- **What to do**
Convert every line of the rows below into a Markdown table with two columns, No. and Line. Skip blank lines and leave the pictures out.

*** Records for this exercise

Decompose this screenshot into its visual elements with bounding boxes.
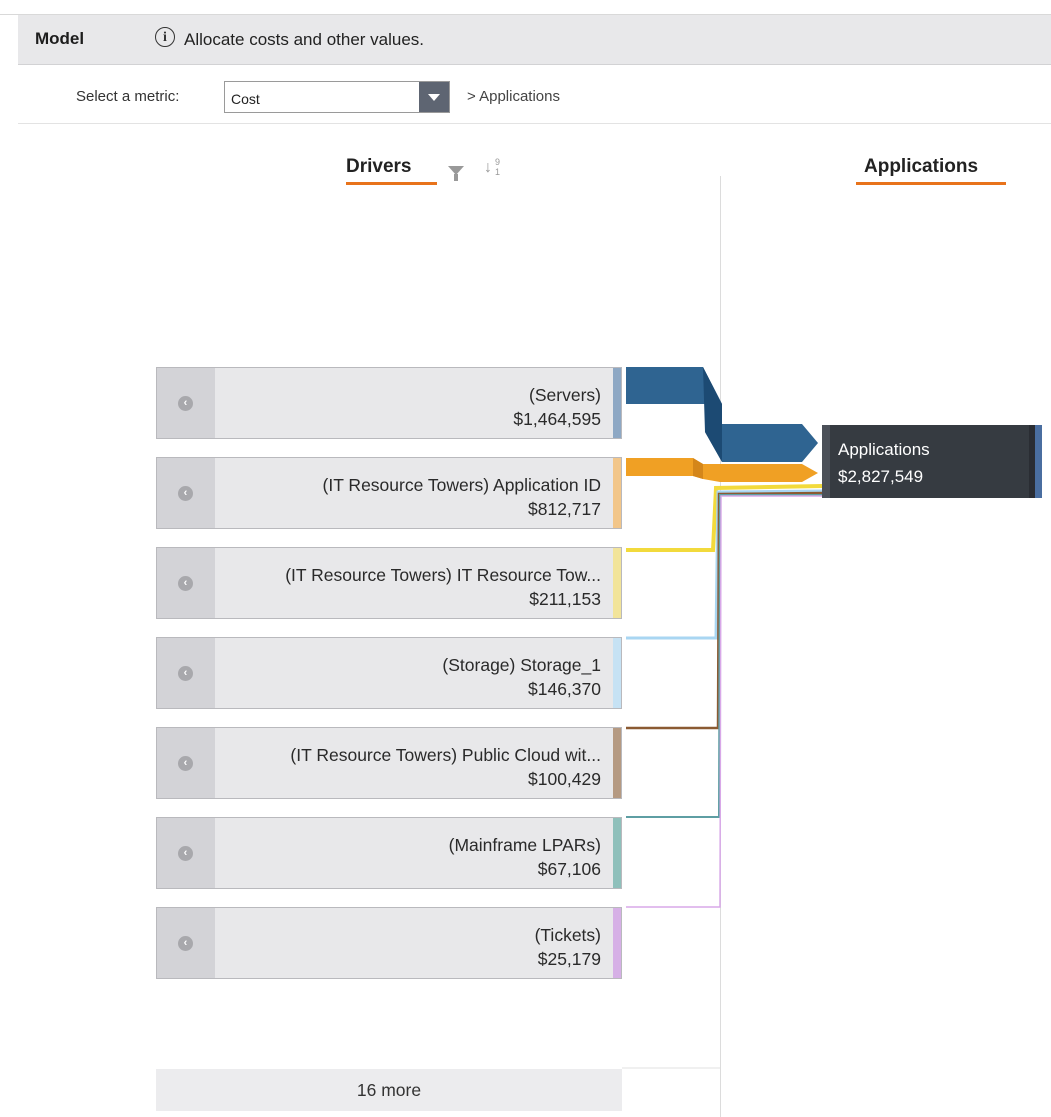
driver-name: (Mainframe LPARs) bbox=[448, 835, 601, 855]
driver-color-swatch bbox=[613, 638, 621, 708]
back-arrow-icon[interactable]: ‹ bbox=[178, 666, 193, 681]
driver-color-swatch bbox=[613, 908, 621, 978]
driver-name: (IT Resource Towers) Application ID bbox=[322, 475, 602, 495]
flow-tickets[interactable] bbox=[626, 495, 822, 908]
driver-color-swatch bbox=[613, 548, 621, 618]
back-arrow-icon[interactable]: ‹ bbox=[178, 756, 193, 771]
driver-name: (Servers) bbox=[529, 385, 601, 405]
driver-node[interactable]: ‹ (IT Resource Towers) IT Resource Tow..… bbox=[156, 547, 622, 619]
driver-value: $146,370 bbox=[528, 679, 601, 699]
driver-value: $1,464,595 bbox=[513, 409, 601, 429]
back-arrow-icon[interactable]: ‹ bbox=[178, 846, 193, 861]
driver-node[interactable]: ‹ (Mainframe LPARs) $67,106 bbox=[156, 817, 622, 889]
driver-node[interactable]: ‹ (Storage) Storage_1 $146,370 bbox=[156, 637, 622, 709]
driver-value: $67,106 bbox=[537, 859, 601, 879]
back-arrow-icon[interactable]: ‹ bbox=[178, 396, 193, 411]
driver-value: $211,153 bbox=[529, 589, 601, 609]
target-name: Applications bbox=[838, 440, 930, 459]
driver-value: $100,429 bbox=[528, 769, 601, 789]
driver-node[interactable]: ‹ (IT Resource Towers) Public Cloud wit.… bbox=[156, 727, 622, 799]
driver-name: (Storage) Storage_1 bbox=[442, 655, 601, 675]
driver-name: (Tickets) bbox=[534, 925, 601, 945]
flow-application-id-shade bbox=[693, 458, 703, 479]
driver-name: (IT Resource Towers) Public Cloud wit... bbox=[290, 745, 601, 765]
driver-color-swatch bbox=[613, 728, 621, 798]
back-arrow-icon[interactable]: ‹ bbox=[178, 486, 193, 501]
driver-value: $812,717 bbox=[528, 499, 601, 519]
back-arrow-icon[interactable]: ‹ bbox=[178, 936, 193, 951]
driver-color-swatch bbox=[613, 458, 621, 528]
flow-storage[interactable] bbox=[626, 489, 823, 640]
driver-node[interactable]: ‹ (Tickets) $25,179 bbox=[156, 907, 622, 979]
driver-color-swatch bbox=[613, 818, 621, 888]
back-arrow-icon[interactable]: ‹ bbox=[178, 576, 193, 591]
more-drivers-button[interactable]: 16 more bbox=[156, 1069, 622, 1111]
driver-node[interactable]: ‹ (Servers) $1,464,595 bbox=[156, 367, 622, 439]
applications-target-node[interactable]: Applications $2,827,549 bbox=[822, 425, 1029, 498]
flow-servers-shade bbox=[703, 367, 722, 462]
driver-name: (IT Resource Towers) IT Resource Tow... bbox=[285, 565, 601, 585]
target-value: $2,827,549 bbox=[838, 467, 924, 486]
target-color-swatch bbox=[1035, 425, 1042, 498]
driver-node[interactable]: ‹ (IT Resource Towers) Application ID $8… bbox=[156, 457, 622, 529]
target-left-edge bbox=[822, 425, 830, 498]
driver-color-swatch bbox=[613, 368, 621, 438]
flow-public-cloud[interactable] bbox=[626, 491, 823, 730]
driver-value: $25,179 bbox=[537, 949, 601, 969]
flow-mainframe[interactable] bbox=[626, 494, 822, 818]
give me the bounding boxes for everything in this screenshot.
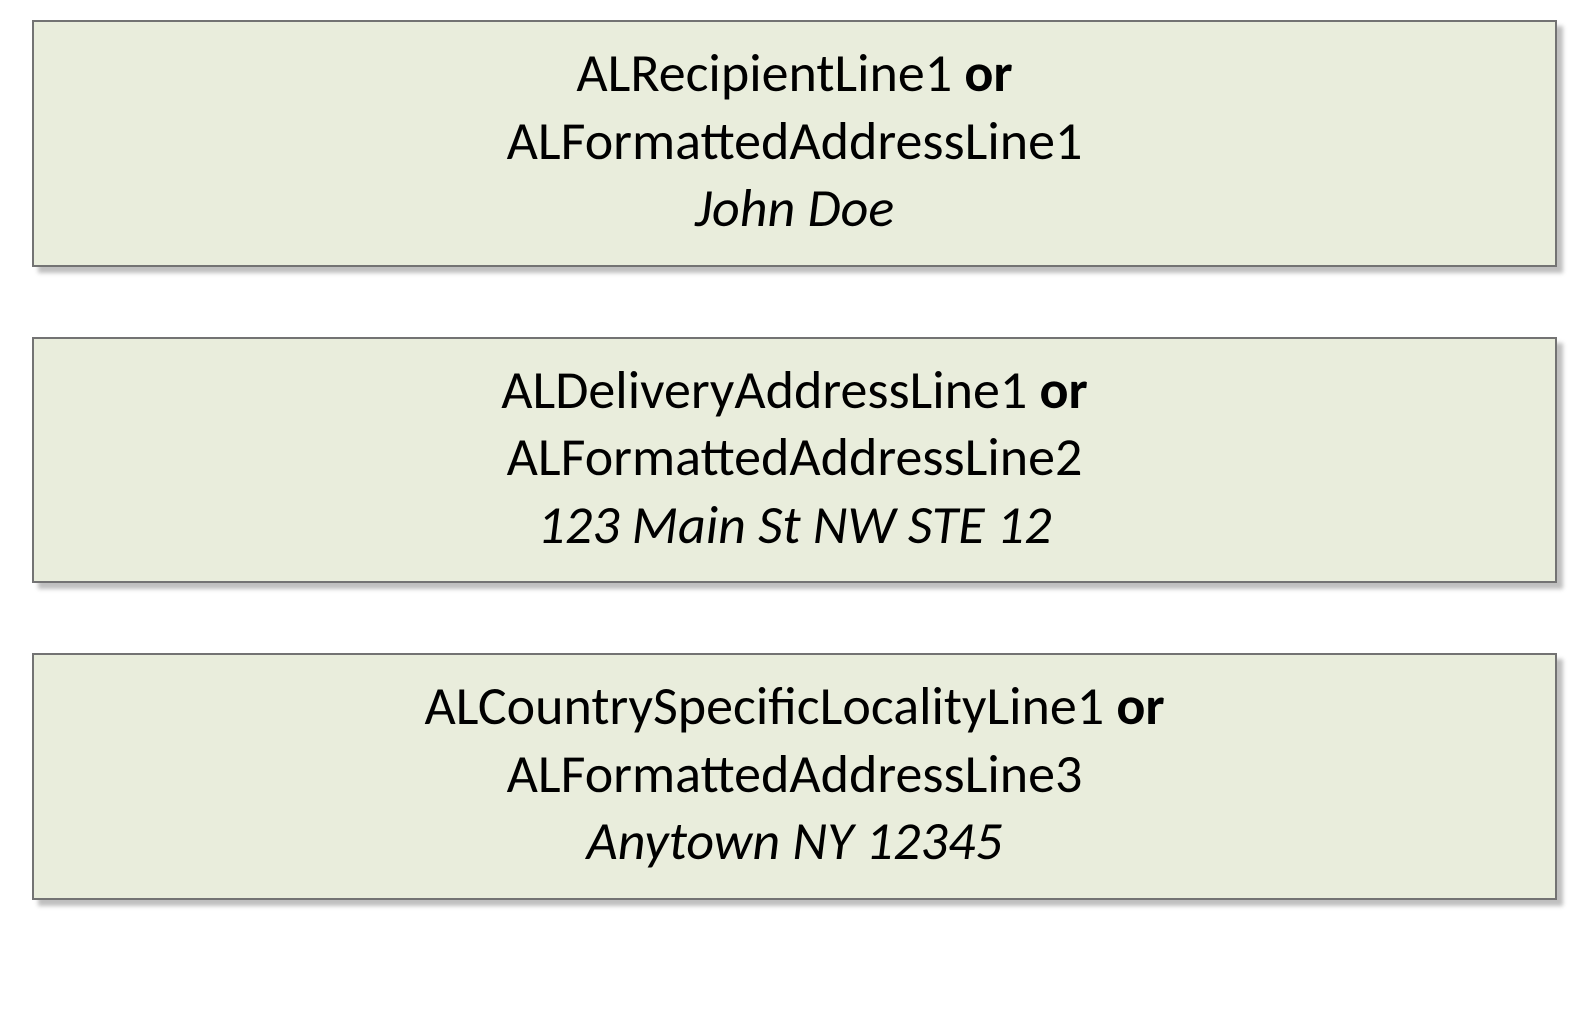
address-line-block-2: ALDeliveryAddressLine1 or ALFormattedAdd… bbox=[32, 337, 1557, 584]
primary-label-line: ALDeliveryAddressLine1 or bbox=[44, 357, 1545, 425]
example-value: Anytown NY 12345 bbox=[44, 808, 1545, 876]
address-line-block-1: ALRecipientLine1 or ALFormattedAddressLi… bbox=[32, 20, 1557, 267]
example-value: John Doe bbox=[44, 175, 1545, 243]
address-line-block-3: ALCountrySpecificLocalityLine1 or ALForm… bbox=[32, 653, 1557, 900]
primary-label: ALRecipientLine1 bbox=[576, 40, 952, 106]
primary-label: ALCountrySpecificLocalityLine1 bbox=[424, 673, 1104, 739]
or-separator: or bbox=[1116, 673, 1164, 739]
example-value: 123 Main St NW STE 12 bbox=[44, 492, 1545, 560]
secondary-label: ALFormattedAddressLine1 bbox=[44, 108, 1545, 176]
or-separator: or bbox=[964, 40, 1012, 106]
primary-label-line: ALCountrySpecificLocalityLine1 or bbox=[44, 673, 1545, 741]
primary-label: ALDeliveryAddressLine1 bbox=[501, 357, 1027, 423]
primary-label-line: ALRecipientLine1 or bbox=[44, 40, 1545, 108]
or-separator: or bbox=[1039, 357, 1087, 423]
secondary-label: ALFormattedAddressLine3 bbox=[44, 741, 1545, 809]
secondary-label: ALFormattedAddressLine2 bbox=[44, 424, 1545, 492]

******

- **Answer for the task**
| No. | Line |
|---|---|
| 1 | Decompose this screenshot into its visual elements with bounding boxes. |
| 2 | driver-name: (Mainframe LPARs) bbox=[448, 835, 601, 855] |
| 3 | driver-color-swatch bbox=[613, 638, 621, 708] |
| 4 | back-arrow-icon[interactable]: ‹ bbox=[178, 666, 193, 681] |
| 5 | driver-color-swatch bbox=[613, 908, 621, 978] |
| 6 | driver-name: (IT Resource Towers) Application ID bbox=[322, 475, 602, 495] |
| 7 | flow-tickets[interactable] bbox=[626, 495, 822, 908] |
| 8 | driver-color-swatch bbox=[613, 548, 621, 618] |
| 9 | back-arrow-icon[interactable]: ‹ bbox=[178, 756, 193, 771] |
| 10 | driver-name: (Servers) bbox=[529, 385, 601, 405] |
| 11 | driver-node[interactable]: ‹ (IT Resource Towers) IT Resource Tow..… bbox=[156, 547, 622, 619] |
| 12 | driver-value: $146,370 bbox=[528, 679, 601, 699] |
| 13 | driver-value: $1,464,595 bbox=[513, 409, 601, 429] |
| 14 | back-arrow-icon[interactable]: ‹ bbox=[178, 846, 193, 861] |
| 15 | driver-node[interactable]: ‹ (Mainframe LPARs) $67,106 bbox=[156, 817, 622, 889] |
| 16 | driver-node[interactable]: ‹ (Storage) Storage_1 $146,370 bbox=[156, 637, 622, 709] |
| 17 | driver-value: $67,106 bbox=[537, 859, 601, 879] |
| 18 | back-arrow-icon[interactable]: ‹ bbox=[178, 396, 193, 411] |
| 19 | driver-value: $211,153 bbox=[529, 589, 601, 609] |
| 20 | target-name: Applications bbox=[838, 440, 930, 459] |
| 21 | driver-value: $100,429 bbox=[528, 769, 601, 789] |
| 22 | driver-node[interactable]: ‹ (IT Resource Towers) Public Cloud wit.… bbox=[156, 727, 622, 799] |
| 23 | driver-name: (Storage) Storage_1 bbox=[442, 655, 601, 675] |
| 24 | driver-name: (Tickets) bbox=[534, 925, 601, 945] |
| 25 | flow-application-id-shade bbox=[693, 458, 703, 479] |
| 26 | driver-name: (IT Resource Towers) Public Cloud wit... bbox=[290, 745, 601, 765] |
| 27 | driver-color-swatch bbox=[613, 728, 621, 798] |
| 28 | back-arrow-icon[interactable]: ‹ bbox=[178, 486, 193, 501] |
| 29 | driver-value: $812,717 bbox=[528, 499, 601, 519] |
| 30 | back-arrow-icon[interactable]: ‹ bbox=[178, 936, 193, 951] |
| 31 | driver-color-swatch bbox=[613, 458, 621, 528] |
| 32 | flow-storage[interactable] bbox=[626, 489, 823, 640] |
| 33 | driver-node[interactable]: ‹ (Tickets) $25,179 bbox=[156, 907, 622, 979] |
| 34 | driver-color-swatch bbox=[613, 818, 621, 888] |
| 35 | back-arrow-icon[interactable]: ‹ bbox=[178, 576, 193, 591] |
| 36 | more-drivers-button[interactable]: 16 more bbox=[156, 1069, 622, 1111] |
| 37 | driver-node[interactable]: ‹ (Servers) $1,464,595 bbox=[156, 367, 622, 439] |
| 38 | applications-target-node[interactable]: Applications $2,827,549 bbox=[822, 425, 1029, 498] |
| 39 | flow-servers-shade bbox=[703, 367, 722, 462] |
| 40 | driver-name: (IT Resource Towers) IT Resource Tow... bbox=[285, 565, 601, 585] |
| 41 | target-value: $2,827,549 bbox=[838, 467, 924, 486] |
| 42 | target-color-swatch bbox=[1035, 425, 1042, 498] |
| 43 | driver-node[interactable]: ‹ (IT Resource Towers) Application ID $8… bbox=[156, 457, 622, 529] |
| 44 | target-left-edge bbox=[822, 425, 830, 498] |
| 45 | driver-color-swatch bbox=[613, 368, 621, 438] |
| 46 | flow-public-cloud[interactable] bbox=[626, 491, 823, 730] |
| 47 | driver-value: $25,179 bbox=[537, 949, 601, 969] |
| 48 | flow-mainframe[interactable] bbox=[626, 494, 822, 818] |
| 49 | give me the bounding boxes for everything in this screenshot. |
| 50 | address-line-block-2: ALDeliveryAddressLine1 or ALFormattedAdd… bbox=[32, 337, 1557, 584] |
| 51 | primary-label-line: ALDeliveryAddressLine1 or bbox=[44, 357, 1545, 425] |
| 52 | example-value: Anytown NY 12345 bbox=[44, 808, 1545, 876] |
| 53 | address-line-block-1: ALRecipientLine1 or ALFormattedAddressLi… bbox=[32, 20, 1557, 267] |
| 54 | example-value: John Doe bbox=[44, 175, 1545, 243] |
| 55 | address-line-block-3: ALCountrySpecificLocalityLine1 or ALForm… bbox=[32, 653, 1557, 900] |
| 56 | primary-label: ALRecipientLine1 bbox=[576, 40, 952, 106] |
| 57 | primary-label: ALCountrySpecificLocalityLine1 bbox=[424, 673, 1104, 739] |
| 58 | or-separator: or bbox=[1116, 673, 1164, 739] |
| 59 | example-value: 123 Main St NW STE 12 bbox=[44, 492, 1545, 560] |
| 60 | secondary-label: ALFormattedAddressLine1 bbox=[44, 108, 1545, 176] |
| 61 | or-separator: or bbox=[964, 40, 1012, 106] |
| 62 | primary-label-line: ALCountrySpecificLocalityLine1 or bbox=[44, 673, 1545, 741] |
| 63 | primary-label: ALDeliveryAddressLine1 bbox=[501, 357, 1027, 423] |
| 64 | primary-label-line: ALRecipientLine1 or bbox=[44, 40, 1545, 108] |
| 65 | or-separator: or bbox=[1039, 357, 1087, 423] |
| 66 | secondary-label: ALFormattedAddressLine3 bbox=[44, 741, 1545, 809] |
| 67 | secondary-label: ALFormattedAddressLine2 bbox=[44, 424, 1545, 492] |